(Excerpts from a layout annotation set)

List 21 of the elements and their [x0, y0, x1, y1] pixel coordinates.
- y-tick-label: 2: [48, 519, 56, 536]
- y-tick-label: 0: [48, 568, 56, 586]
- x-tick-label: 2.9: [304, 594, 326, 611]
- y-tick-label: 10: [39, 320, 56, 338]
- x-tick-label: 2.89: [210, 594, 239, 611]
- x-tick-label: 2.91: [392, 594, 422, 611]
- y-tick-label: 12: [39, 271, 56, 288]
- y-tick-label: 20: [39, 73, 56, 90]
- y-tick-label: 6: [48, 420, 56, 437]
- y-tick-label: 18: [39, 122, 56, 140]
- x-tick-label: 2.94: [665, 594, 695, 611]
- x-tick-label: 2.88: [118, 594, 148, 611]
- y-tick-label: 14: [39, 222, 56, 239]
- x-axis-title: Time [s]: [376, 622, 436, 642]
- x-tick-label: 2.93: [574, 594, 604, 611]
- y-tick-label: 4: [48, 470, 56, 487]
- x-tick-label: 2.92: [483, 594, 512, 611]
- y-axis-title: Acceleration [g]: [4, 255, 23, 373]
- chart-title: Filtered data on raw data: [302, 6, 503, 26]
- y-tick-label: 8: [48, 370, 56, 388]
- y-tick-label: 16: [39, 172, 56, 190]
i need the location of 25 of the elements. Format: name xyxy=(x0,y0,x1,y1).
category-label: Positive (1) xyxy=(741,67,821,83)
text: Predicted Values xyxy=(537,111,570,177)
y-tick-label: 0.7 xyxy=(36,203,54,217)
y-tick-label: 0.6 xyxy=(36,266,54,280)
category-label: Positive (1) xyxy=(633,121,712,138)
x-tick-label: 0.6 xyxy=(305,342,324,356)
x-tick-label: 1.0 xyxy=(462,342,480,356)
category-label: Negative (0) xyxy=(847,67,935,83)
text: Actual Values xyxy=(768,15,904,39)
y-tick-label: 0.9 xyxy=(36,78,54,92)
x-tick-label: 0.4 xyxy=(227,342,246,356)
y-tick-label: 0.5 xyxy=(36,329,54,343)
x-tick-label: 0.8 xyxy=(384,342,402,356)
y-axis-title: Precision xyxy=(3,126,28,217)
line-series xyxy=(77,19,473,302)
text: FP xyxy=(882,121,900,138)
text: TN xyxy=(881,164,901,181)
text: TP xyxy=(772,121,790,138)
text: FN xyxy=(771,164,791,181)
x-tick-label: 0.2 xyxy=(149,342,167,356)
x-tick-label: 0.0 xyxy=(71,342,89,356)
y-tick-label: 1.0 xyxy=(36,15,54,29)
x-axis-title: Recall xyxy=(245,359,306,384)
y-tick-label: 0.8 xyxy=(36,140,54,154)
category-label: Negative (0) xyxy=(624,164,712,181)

## YOUR INSTRUCTIONS:
Please copy out the records above from their first line through the line containing "- y-tick-label: 10: [39, 320, 56, 338]", including both ends.

## WRITTEN RESPONSE:
List 21 of the elements and their [x0, y0, x1, y1] pixel coordinates.
- y-tick-label: 2: [48, 519, 56, 536]
- y-tick-label: 0: [48, 568, 56, 586]
- x-tick-label: 2.9: [304, 594, 326, 611]
- y-tick-label: 10: [39, 320, 56, 338]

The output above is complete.